(Stored data)
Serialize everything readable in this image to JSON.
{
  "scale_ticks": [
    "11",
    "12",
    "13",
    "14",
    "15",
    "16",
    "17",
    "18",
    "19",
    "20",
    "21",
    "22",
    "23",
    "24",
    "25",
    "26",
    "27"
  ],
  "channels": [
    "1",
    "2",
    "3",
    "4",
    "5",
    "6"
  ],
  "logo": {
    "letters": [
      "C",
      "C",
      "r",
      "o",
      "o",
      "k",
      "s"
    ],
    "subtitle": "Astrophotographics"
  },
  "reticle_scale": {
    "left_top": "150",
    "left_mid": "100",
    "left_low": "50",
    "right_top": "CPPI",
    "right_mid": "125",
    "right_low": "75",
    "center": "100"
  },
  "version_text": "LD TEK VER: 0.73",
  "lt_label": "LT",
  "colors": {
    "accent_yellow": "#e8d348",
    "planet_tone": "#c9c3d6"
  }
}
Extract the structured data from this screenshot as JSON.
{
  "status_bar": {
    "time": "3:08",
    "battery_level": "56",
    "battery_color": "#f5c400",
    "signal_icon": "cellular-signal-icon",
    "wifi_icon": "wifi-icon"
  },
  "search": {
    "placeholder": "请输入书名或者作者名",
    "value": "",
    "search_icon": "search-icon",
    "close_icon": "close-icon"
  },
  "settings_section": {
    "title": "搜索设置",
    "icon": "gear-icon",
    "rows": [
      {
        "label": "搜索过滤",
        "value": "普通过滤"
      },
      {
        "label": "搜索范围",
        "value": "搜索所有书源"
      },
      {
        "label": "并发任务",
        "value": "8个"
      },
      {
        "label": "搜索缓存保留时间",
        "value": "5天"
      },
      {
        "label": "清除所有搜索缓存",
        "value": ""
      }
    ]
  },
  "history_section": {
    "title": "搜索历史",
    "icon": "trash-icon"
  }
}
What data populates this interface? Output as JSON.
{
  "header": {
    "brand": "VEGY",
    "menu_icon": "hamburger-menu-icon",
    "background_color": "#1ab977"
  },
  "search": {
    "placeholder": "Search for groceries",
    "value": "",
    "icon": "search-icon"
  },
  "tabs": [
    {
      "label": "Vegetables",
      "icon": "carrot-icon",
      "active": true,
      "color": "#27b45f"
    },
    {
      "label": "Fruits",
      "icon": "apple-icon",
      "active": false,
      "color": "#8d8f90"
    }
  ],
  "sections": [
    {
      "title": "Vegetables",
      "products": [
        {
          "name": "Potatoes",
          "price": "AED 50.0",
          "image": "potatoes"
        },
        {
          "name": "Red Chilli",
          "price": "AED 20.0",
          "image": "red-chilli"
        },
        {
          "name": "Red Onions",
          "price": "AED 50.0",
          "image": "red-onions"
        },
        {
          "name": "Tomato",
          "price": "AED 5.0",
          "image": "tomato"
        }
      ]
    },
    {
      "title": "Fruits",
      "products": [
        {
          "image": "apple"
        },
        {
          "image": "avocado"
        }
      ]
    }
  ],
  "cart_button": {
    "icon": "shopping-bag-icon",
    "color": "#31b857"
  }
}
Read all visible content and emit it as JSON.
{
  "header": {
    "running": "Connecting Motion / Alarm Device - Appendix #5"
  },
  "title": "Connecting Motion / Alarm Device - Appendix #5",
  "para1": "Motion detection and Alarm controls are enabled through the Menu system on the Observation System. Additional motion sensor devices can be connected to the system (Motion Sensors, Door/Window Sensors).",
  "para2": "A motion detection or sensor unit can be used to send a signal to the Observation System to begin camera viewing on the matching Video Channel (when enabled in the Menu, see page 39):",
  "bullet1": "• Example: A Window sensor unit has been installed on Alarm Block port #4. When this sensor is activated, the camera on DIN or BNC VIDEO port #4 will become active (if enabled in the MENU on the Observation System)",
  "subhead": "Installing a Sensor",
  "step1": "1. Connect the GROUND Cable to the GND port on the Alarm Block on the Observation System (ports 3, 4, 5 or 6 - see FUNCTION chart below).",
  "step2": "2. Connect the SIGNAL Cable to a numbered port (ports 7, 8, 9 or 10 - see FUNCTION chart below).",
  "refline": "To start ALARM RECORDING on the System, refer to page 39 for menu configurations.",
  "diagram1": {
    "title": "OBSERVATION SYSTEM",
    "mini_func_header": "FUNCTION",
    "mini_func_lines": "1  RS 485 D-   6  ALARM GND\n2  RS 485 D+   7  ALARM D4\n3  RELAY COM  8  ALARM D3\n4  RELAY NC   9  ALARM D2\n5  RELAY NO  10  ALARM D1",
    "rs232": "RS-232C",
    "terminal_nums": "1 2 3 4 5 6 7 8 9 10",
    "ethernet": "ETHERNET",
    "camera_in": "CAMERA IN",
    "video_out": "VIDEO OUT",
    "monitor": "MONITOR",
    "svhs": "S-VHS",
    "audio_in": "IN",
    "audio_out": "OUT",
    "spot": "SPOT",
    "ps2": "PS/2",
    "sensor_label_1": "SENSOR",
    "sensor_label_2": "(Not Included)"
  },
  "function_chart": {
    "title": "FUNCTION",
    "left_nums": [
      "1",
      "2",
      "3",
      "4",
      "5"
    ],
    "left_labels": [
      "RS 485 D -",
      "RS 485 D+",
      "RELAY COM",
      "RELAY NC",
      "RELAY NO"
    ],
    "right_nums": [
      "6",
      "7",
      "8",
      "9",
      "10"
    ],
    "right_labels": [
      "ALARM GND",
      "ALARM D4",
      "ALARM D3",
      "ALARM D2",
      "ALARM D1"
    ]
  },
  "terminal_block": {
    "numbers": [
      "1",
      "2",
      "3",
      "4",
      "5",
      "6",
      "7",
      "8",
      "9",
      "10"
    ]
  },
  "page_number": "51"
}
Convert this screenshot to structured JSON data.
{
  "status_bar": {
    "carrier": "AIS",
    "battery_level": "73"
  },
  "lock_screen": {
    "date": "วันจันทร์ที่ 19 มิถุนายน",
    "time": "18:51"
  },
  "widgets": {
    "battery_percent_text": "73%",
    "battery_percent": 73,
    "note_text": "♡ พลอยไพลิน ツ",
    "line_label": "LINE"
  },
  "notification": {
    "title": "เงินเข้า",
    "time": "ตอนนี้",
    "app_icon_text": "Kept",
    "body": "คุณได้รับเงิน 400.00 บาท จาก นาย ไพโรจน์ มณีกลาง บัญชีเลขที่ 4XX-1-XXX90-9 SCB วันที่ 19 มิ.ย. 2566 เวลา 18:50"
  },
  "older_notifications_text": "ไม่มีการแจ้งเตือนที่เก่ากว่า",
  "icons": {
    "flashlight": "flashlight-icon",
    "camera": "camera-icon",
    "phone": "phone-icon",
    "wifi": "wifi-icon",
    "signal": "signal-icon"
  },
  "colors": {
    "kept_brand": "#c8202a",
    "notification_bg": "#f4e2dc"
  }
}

◆ Short exercise ◆
Pull out every line of the entries that includes the word "below".

◆ Final result ◆
  "step1": "1. Connect the GROUND Cable to the GND port on the Alarm Block on the Observation System (ports 3, 4, 5 or 6 - see FUNCTION chart below).",
  "step2": "2. Connect the SIGNAL Cable to a numbered port (ports 7, 8, 9 or 10 - see FUNCTION chart below).",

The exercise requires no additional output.